> [WHAT NEEDS TO BE DONE]
Copy out each line that includes the word "xxxx".

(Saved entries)
[BEGIN]

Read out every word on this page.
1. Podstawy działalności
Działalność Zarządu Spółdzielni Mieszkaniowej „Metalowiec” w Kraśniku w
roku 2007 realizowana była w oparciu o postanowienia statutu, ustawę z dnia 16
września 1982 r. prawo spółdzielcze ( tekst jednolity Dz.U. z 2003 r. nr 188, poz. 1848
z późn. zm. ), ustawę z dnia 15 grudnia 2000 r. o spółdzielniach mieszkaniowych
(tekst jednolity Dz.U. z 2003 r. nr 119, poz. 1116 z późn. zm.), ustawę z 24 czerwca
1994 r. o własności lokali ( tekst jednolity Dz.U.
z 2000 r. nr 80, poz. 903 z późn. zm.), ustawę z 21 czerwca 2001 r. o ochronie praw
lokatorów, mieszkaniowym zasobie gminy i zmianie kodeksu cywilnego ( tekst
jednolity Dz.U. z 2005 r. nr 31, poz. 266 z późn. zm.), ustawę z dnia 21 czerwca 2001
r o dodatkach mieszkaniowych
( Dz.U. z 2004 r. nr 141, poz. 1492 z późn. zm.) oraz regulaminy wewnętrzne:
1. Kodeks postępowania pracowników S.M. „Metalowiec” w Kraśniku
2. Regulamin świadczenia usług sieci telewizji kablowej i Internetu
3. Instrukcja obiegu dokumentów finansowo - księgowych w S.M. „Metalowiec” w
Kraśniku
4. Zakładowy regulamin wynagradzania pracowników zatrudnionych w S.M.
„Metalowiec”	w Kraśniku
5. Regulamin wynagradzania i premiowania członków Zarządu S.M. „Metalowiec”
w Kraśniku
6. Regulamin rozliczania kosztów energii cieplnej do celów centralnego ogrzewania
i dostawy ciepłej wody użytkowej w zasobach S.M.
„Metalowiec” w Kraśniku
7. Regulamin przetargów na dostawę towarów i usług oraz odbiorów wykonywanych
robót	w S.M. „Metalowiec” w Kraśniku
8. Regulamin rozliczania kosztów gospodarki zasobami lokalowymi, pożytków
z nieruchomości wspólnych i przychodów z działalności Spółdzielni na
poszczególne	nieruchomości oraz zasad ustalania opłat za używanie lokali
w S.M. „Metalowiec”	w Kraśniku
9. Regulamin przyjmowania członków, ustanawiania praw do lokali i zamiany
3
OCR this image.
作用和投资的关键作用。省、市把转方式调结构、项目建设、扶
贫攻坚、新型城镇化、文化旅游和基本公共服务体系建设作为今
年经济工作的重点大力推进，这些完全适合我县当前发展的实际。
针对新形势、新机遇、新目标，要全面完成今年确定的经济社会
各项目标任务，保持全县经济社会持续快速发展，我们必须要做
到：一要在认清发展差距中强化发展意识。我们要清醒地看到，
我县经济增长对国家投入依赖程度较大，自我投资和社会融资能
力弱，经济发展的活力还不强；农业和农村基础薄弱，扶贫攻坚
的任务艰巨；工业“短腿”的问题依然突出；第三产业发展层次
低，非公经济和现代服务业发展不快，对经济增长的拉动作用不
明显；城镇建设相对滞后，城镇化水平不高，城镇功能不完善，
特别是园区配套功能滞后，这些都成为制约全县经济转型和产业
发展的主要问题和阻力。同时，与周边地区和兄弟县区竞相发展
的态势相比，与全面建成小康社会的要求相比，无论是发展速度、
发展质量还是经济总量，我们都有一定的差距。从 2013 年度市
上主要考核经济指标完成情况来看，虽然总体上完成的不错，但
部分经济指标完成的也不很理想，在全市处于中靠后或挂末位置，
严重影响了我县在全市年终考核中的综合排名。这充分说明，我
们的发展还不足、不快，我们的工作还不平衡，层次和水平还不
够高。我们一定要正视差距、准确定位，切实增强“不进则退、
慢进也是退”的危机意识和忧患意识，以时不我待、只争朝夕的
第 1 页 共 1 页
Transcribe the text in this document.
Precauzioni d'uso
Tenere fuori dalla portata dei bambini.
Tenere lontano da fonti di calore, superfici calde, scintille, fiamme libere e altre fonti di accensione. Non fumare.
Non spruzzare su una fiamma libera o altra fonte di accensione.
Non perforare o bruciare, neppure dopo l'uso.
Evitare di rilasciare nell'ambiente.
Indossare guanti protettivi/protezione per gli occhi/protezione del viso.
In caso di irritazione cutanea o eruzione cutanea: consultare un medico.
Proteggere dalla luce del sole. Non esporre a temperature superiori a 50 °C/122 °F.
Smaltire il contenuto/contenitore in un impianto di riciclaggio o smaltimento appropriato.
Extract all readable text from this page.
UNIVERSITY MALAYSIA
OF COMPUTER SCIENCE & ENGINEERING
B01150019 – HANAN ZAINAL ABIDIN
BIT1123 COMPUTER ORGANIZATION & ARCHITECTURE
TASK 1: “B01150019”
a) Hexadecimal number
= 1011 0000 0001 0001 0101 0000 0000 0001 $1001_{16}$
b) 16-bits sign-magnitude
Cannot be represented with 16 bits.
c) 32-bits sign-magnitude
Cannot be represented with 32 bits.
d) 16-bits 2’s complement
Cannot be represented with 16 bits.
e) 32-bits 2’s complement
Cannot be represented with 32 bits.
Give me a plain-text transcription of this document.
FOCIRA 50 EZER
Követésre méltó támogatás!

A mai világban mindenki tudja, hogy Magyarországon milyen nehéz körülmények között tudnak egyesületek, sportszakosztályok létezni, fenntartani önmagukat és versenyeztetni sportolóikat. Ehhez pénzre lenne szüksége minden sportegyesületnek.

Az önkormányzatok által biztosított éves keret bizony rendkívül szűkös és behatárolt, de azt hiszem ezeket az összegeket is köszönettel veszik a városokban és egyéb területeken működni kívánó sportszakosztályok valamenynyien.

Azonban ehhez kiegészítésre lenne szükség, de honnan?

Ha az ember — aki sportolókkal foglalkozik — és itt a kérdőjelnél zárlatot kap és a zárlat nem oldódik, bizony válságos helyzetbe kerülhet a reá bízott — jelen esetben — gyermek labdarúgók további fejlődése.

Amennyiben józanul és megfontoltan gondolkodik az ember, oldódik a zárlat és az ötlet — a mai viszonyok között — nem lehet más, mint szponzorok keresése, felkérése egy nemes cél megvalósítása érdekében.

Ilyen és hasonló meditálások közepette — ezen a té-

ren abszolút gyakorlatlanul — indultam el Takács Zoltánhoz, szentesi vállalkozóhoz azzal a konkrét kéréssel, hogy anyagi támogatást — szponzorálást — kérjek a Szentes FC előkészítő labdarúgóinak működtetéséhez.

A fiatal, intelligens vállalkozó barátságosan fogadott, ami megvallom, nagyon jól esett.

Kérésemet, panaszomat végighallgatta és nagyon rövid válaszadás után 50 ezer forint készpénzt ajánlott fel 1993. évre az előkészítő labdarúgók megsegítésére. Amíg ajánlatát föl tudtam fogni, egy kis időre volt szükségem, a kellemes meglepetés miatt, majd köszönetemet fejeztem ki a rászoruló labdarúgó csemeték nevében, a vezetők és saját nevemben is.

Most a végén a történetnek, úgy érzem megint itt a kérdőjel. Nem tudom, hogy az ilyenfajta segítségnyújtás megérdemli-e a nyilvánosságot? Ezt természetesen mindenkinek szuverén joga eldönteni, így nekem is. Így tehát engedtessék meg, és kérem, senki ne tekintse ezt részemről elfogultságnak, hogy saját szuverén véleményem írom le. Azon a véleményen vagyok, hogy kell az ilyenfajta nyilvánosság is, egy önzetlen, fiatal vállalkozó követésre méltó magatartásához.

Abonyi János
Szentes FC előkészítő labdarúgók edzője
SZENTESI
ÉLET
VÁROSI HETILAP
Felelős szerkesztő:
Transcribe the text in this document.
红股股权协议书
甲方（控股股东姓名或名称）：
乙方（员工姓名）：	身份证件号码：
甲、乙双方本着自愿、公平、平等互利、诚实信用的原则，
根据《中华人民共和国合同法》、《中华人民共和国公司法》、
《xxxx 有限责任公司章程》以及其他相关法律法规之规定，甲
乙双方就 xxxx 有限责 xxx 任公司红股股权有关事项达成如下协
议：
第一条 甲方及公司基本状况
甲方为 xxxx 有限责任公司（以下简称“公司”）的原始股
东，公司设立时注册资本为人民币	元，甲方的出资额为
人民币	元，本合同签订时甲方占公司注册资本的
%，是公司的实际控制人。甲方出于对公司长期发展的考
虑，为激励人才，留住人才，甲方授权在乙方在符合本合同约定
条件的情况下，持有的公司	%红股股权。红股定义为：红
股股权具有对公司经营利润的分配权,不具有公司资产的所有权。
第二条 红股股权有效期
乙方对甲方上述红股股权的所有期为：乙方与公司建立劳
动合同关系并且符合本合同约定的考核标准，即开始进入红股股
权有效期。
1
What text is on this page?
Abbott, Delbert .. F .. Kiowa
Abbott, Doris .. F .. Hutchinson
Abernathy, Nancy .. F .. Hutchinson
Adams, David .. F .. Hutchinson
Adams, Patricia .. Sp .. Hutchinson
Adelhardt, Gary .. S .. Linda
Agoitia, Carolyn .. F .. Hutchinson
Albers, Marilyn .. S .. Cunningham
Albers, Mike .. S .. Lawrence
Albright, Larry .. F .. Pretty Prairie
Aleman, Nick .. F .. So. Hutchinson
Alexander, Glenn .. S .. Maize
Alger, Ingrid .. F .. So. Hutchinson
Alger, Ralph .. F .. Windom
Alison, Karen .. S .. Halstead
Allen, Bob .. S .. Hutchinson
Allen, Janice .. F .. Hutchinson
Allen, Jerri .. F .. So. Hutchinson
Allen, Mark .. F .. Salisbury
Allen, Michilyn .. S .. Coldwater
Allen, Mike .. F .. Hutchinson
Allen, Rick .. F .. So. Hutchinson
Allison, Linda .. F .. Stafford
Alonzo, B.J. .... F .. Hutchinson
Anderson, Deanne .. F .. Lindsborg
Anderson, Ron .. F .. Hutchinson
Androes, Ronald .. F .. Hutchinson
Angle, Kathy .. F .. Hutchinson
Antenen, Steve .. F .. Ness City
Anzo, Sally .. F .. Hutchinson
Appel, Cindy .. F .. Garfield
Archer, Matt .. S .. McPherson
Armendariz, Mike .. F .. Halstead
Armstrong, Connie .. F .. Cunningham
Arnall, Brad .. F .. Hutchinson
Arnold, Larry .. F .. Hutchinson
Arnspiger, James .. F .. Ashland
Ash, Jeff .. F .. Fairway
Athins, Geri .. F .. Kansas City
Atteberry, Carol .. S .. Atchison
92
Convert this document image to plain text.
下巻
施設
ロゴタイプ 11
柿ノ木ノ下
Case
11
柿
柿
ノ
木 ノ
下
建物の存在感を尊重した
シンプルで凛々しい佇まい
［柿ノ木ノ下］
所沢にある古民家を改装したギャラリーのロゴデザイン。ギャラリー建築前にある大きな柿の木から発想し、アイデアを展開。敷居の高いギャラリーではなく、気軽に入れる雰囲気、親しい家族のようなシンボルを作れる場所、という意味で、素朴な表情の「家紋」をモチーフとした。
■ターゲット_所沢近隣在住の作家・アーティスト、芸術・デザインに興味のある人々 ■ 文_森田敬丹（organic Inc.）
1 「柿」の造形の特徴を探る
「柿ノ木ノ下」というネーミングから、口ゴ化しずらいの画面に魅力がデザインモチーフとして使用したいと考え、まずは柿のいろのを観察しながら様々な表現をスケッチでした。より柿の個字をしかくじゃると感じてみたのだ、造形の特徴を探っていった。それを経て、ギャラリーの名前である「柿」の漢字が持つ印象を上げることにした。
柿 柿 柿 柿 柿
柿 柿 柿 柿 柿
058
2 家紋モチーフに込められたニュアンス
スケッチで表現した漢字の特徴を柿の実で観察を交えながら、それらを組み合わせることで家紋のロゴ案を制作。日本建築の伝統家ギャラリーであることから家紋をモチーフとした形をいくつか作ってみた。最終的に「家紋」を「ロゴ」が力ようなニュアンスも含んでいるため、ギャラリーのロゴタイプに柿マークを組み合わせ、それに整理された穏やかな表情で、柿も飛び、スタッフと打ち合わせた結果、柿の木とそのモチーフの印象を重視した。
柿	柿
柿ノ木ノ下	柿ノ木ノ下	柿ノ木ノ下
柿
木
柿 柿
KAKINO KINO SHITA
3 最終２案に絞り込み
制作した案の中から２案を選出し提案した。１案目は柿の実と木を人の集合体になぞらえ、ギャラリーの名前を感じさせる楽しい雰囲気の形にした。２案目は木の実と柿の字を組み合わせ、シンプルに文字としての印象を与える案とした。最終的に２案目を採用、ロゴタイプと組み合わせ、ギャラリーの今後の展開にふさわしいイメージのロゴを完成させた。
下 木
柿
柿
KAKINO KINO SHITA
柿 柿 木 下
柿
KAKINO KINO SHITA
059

[END]

> [RESPONSE]
《xxxx 有限责任公司章程》以及其他相关法律法规之规定，甲
乙双方就 xxxx 有限责 xxx 任公司红股股权有关事项达成如下协
甲方为 xxxx 有限责任公司（以下简称“公司”）的原始股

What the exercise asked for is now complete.